Extrait étudié:
Si le gouvernement persiste dans sa stratégie hasardeuse de rouvrir le pays trop précocement, alors que les indicateurs sanitaires sont mauvais, avec la pression exercée par les nouveaux variants et l’absence de couverture vaccinale suffisamment efficace, alors il prendra le risque d’une résurgence épidémique. Il offrira un boulevard aux variants pour se répandre et s’installer durablement dans le pays, et il retournera probablement à la saturation de son système de soins nécessitant à plus ou moins court terme un nouveau confinement. Sur le plan de la vie sociale et économique, ces choix seront d’autant plus désastreux qu’aux portes du pays cette fois (et non plus à l’autre bout de la planète) d’autres pays plus vertueux sur le plan sanitaire, auront rouvert en toute sécurité leur pays et leur économie. Bien sûr, ces bons élèves appelleront fermement leurs propres ressortissants à ne pas se rendre dans les zones à risque d’Europe, c’est-à-dire celles qui n’auront pas su ramener leur incidence à un niveau de faible circulation. De même, ces pays ne seront pas enclins à recevoir des touristes de ces zones rouges.

Données:
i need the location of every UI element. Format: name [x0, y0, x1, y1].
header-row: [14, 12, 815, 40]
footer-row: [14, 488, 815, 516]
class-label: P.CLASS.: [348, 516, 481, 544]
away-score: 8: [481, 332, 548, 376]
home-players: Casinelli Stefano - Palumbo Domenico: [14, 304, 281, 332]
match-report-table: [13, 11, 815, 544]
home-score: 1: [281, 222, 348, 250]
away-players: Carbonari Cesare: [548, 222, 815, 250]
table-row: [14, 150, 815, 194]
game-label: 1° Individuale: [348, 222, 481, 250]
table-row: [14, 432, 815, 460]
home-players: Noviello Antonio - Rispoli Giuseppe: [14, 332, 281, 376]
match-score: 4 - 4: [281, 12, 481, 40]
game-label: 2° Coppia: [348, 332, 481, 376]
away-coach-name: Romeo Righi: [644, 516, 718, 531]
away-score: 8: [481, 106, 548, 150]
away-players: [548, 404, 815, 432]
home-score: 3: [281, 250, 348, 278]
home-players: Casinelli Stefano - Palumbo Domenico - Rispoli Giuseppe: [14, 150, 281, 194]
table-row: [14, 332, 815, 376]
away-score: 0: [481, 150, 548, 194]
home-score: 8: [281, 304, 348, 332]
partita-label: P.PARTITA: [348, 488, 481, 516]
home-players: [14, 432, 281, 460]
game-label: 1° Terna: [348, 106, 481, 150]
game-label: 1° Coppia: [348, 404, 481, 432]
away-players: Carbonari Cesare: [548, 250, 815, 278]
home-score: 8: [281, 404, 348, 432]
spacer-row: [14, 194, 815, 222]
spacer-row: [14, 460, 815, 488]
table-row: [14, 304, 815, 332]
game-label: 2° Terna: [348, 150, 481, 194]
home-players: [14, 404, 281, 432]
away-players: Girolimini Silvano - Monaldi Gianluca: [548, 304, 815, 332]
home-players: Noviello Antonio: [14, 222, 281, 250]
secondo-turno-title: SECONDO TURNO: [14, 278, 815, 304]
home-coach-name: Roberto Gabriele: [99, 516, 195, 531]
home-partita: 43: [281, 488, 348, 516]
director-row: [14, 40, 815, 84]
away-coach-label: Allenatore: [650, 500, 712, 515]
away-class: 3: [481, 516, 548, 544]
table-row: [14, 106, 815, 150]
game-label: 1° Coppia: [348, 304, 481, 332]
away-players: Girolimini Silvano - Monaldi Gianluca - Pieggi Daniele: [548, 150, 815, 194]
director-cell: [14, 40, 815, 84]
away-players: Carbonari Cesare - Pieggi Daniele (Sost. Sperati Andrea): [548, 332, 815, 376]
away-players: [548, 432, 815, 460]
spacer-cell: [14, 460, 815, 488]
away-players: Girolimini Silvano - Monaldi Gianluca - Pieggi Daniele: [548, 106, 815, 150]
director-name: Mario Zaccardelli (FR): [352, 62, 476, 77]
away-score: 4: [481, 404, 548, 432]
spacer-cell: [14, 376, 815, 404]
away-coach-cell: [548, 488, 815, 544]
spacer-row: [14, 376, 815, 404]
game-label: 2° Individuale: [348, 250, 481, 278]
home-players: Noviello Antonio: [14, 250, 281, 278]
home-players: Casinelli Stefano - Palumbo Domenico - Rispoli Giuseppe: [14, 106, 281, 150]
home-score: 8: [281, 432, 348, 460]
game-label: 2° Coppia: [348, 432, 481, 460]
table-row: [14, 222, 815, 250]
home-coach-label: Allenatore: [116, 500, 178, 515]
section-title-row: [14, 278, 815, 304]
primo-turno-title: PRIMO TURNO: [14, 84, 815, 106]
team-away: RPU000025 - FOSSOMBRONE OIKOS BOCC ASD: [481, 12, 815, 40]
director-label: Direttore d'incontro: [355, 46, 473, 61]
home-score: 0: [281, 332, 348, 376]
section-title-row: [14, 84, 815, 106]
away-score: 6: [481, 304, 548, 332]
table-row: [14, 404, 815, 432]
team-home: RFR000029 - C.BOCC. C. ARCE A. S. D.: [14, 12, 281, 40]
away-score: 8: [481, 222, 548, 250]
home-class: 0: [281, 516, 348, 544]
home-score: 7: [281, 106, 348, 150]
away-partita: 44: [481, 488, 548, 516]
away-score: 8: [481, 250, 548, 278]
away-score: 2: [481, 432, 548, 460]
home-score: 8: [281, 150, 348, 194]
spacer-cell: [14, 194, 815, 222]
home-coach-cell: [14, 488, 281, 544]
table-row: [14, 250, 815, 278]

Consignes de travail:
1. Dans l'extrait sur la réouverture du pays, qu'offrira le gouvernement aux variants s'il rouvre le pays trop tôt ?
2. Rédigez la suite de l'extrait sur la réouverture du pays à partir de sa dernière phrase.
Les données n'ont aucun rapport avec l'extrait sur la réouverture du pays.

Réponses fournies:
1. Il leur offrira un boulevard pour se répandre et s'installer durablement dans le pays.

2.
A la question de savoir si, au moment où il devient opportun de rouvrir, il est possible de réduire le risque dans les écoles, les cantines scolaires, les restaurants d’entreprises, les lieux de spectacles et les arènes sportives fermées, la réponse est oui, bien sûr. En se focalisant désormais sur la voie majeure, si elle n’est pas quasiment la seule, de transmission du coronavirus par voie aérosol, le maître mot doit être la ventilation. Il conviendra de s’assurer qu’elle est efficace et satisfaisante là où l’on reçoit du public (grâce à des capteurs de CO2). Il conviendra aussi de promouvoir clairement le port du masque, le respect des distances physiques, et la jauge dans tous les lieux fermés efficacement ventilés. Les tests rapides bien encadrés pourraient aussi jouer un rôle important, notamment dans les écoles pour prévenir les fermetures intempestives de classe. Il faut absolument mettre à profit les périodes de confinement pour déployer ces programmes permettant de réduire le risque à l’ouverture.